*Task goal:* In the copy, include every entry exactly but none of the images.

*Task material:*

#####

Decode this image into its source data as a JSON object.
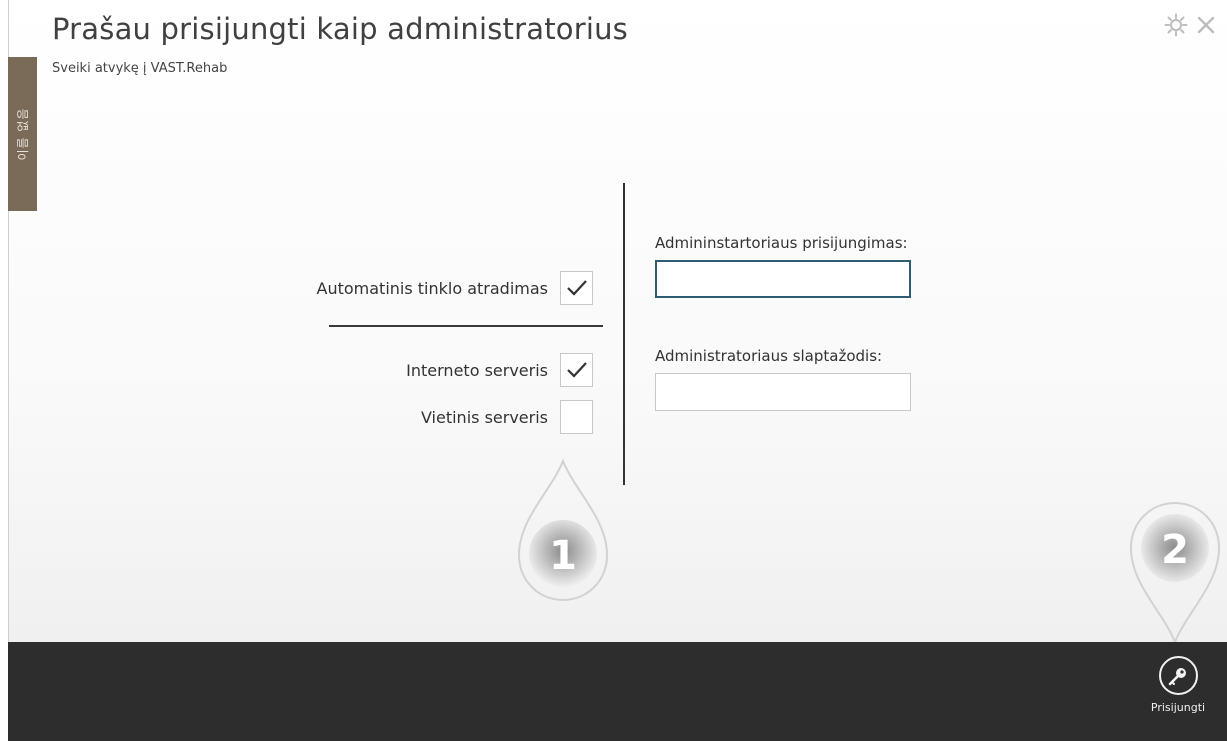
{
  "header": {
    "title": "Prašau prisijungti kaip administratorius",
    "subtitle": "Sveiki atvykę į VAST.Rehab"
  },
  "side_tab": {
    "label": "이름 없음"
  },
  "top_icons": [
    "gear-icon",
    "close-icon"
  ],
  "left_panel": {
    "auto_discovery": {
      "label": "Automatinis tinklo atradimas",
      "checked": true
    },
    "internet_server": {
      "label": "Interneto serveris",
      "checked": true
    },
    "local_server": {
      "label": "Vietinis serveris",
      "checked": false
    }
  },
  "right_panel": {
    "login_label": "Admininstartoriaus prisijungimas:",
    "login_value": "",
    "password_label": "Administratoriaus slaptažodis:",
    "password_value": ""
  },
  "markers": [
    "1",
    "2"
  ],
  "bottom_bar": {
    "login_button_label": "Prisijungti",
    "login_icon": "key-icon"
  },
  "colors": {
    "bottom_bar": "#2d2d2d",
    "side_tab": "#7a6b58",
    "focused_input_border": "#2c5d72"
  }
}
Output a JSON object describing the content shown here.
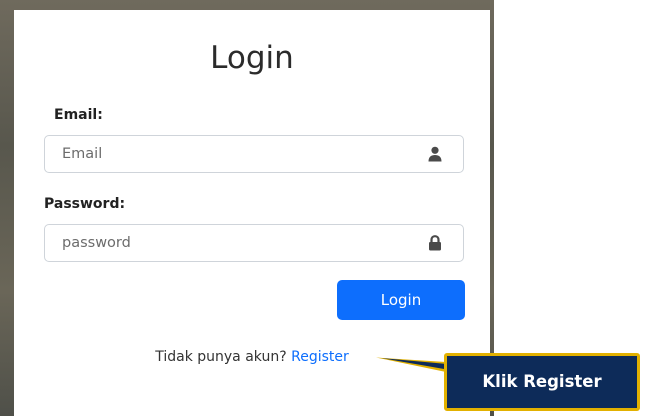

#####

*Complete response:*
Decode this image into its source data as a JSON object.
{
  "header": {
    "title": "Prašau prisijungti kaip administratorius",
    "subtitle": "Sveiki atvykę į VAST.Rehab"
  },
  "side_tab": {
    "label": "이름 없음"
  },
  "top_icons": [
    "gear-icon",
    "close-icon"
  ],
  "left_panel": {
    "auto_discovery": {
      "label": "Automatinis tinklo atradimas",
      "checked": true
    },
    "internet_server": {
      "label": "Interneto serveris",
      "checked": true
    },
    "local_server": {
      "label": "Vietinis serveris",
      "checked": false
    }
  },
  "right_panel": {
    "login_label": "Admininstartoriaus prisijungimas:",
    "login_value": "",
    "password_label": "Administratoriaus slaptažodis:",
    "password_value": ""
  },
  "markers": [
    "1",
    "2"
  ],
  "bottom_bar": {
    "login_button_label": "Prisijungti",
    "login_icon": "key-icon"
  },
  "colors": {
    "bottom_bar": "#2d2d2d",
    "side_tab": "#7a6b58",
    "focused_input_border": "#2c5d72"
  }
}
Output a JSON object describing the content shown here.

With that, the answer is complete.